SOURCE TEXT:
----------------------------------------
On 11/2/20 8:02 pm, Devulapalli, Raghuveer wrote:
>
> On top of that the performance implications aren’t clear. Software
> implementations of hardware instructions might perform worse and might
> not even produce the same result.
>
The proposal for universal intrinsics does not enable replacing an
intrinsic on one platform with a software emulation on another: the
intrinsics are meant to be compile-time defines that overlay the
universal intrinsic with a platform specific one. In order to use a new
intrinsic, it must have parallel intrinsics on the other platforms, or
cannot be used there: "NPY_CPU_HAVE(FEATURE_NAME)" will always return
false so the compiler will not even build a loop for that platform. I
will try to clarify that intention in the NEP.
----------------------------------------
WHAT YOU NEED TO DO:
(1) Duplicate everything in the universal intrinsics reply from "On 11/2/20 8:02" down to "the same result.".
(2) Answer these questions using the universal intrinsics reply:
(a) Whose message is quoted at the top?
(b) What does "NPY_CPU_HAVE(FEATURE_NAME)" always return on a platform without parallel intrinsics?
(c) In what document does the writer plan to clarify the intention?
(3) Take the universal intrinsics reply further, beginning right after its final sentence.
The records were taken from a separate source, unrelated to the universal intrinsics reply.

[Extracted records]
----------------------------------------
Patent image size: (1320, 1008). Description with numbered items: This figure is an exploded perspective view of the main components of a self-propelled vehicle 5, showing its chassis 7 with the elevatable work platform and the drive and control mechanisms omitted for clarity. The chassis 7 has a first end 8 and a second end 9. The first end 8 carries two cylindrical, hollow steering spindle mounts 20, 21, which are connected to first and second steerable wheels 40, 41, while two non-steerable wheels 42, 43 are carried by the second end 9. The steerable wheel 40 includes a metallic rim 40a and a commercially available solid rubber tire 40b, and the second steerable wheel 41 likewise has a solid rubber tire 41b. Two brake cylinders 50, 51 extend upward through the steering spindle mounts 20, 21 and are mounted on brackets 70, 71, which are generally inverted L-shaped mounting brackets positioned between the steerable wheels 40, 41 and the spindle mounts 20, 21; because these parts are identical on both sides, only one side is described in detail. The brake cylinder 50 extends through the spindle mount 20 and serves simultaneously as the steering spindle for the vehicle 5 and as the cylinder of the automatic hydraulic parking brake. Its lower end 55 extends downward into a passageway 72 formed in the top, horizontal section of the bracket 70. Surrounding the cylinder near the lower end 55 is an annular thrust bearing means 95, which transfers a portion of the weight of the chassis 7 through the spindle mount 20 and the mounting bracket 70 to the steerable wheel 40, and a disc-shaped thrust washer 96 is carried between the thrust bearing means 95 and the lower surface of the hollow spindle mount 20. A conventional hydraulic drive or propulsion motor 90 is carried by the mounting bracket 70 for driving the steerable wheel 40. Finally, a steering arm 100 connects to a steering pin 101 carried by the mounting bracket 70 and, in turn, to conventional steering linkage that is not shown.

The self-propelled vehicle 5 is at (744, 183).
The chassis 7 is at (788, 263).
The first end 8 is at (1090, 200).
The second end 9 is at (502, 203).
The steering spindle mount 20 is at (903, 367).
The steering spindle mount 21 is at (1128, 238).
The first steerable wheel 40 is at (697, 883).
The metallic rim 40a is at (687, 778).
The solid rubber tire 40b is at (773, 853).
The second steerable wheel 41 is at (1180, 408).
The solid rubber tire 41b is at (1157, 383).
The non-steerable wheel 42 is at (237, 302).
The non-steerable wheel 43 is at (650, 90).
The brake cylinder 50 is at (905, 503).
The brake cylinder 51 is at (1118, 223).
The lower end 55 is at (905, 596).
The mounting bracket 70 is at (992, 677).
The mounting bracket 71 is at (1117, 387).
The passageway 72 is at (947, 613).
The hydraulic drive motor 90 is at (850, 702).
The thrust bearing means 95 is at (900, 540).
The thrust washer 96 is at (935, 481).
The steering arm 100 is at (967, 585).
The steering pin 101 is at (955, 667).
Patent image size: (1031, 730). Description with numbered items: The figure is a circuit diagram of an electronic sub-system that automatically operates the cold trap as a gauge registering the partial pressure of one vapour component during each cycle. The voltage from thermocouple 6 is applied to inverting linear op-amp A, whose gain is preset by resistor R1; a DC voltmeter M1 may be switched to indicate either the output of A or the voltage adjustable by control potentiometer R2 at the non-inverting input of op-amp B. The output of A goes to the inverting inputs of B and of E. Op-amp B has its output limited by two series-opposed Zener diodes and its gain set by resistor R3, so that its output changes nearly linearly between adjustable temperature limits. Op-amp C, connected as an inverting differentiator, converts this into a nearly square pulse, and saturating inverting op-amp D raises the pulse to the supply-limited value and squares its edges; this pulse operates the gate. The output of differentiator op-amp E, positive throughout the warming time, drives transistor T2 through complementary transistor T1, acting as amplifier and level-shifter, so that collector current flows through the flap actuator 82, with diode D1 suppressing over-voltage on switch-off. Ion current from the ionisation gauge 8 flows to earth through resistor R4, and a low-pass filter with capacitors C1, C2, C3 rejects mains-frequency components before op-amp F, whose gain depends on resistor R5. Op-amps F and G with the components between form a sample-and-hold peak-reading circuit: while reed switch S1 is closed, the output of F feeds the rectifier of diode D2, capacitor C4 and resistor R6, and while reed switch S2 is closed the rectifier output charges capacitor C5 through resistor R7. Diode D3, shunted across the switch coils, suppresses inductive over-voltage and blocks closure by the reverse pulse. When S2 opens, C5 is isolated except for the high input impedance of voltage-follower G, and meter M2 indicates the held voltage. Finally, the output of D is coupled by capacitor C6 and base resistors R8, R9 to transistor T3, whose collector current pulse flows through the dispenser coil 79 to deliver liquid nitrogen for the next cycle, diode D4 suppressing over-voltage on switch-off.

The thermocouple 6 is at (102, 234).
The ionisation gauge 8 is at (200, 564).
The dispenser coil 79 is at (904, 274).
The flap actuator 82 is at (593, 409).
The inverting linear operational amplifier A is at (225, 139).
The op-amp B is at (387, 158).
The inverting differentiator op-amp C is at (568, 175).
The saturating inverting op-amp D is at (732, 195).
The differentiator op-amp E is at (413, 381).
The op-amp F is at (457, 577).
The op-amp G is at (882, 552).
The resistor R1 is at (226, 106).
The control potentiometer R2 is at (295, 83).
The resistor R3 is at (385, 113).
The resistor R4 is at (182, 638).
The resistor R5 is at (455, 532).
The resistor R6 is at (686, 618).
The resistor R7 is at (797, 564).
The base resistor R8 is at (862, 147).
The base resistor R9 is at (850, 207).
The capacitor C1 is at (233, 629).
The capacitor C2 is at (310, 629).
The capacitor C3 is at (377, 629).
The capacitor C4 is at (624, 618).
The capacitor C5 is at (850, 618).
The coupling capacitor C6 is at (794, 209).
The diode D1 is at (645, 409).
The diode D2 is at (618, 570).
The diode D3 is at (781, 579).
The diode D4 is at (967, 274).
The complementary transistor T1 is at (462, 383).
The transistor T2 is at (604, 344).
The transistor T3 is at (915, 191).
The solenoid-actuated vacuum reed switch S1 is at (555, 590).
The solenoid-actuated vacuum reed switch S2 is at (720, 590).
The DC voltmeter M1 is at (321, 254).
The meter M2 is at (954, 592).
----------------------------------------
RESULTS FOR THE EXERCISE:
(1)
On 11/2/20 8:02 pm, Devulapalli, Raghuveer wrote:
>
> On top of that the performance implications aren’t clear. Software
> implementations of hardware instructions might perform worse and might
> not even produce the same result.

(2)
(a) Devulapalli, Raghuveer
(b) False
(c) The NEP

(3)
I hope there will not be a demand to use many non-universal intrinsics
in ufuncs, we will need to work this out on a case-by-case basis in each
ufunc. Does that sound reasonable? Are there intrinsics you have already
used that have no parallel on other platforms?
Intrinsics are not an irreversible change, they are, after all, private. The question is whether they are sufficiently useful to justify the time spent on them. I don't think we will know that until we attempt actual implementations. There will probably be some changes as a result of experience, but that is normal.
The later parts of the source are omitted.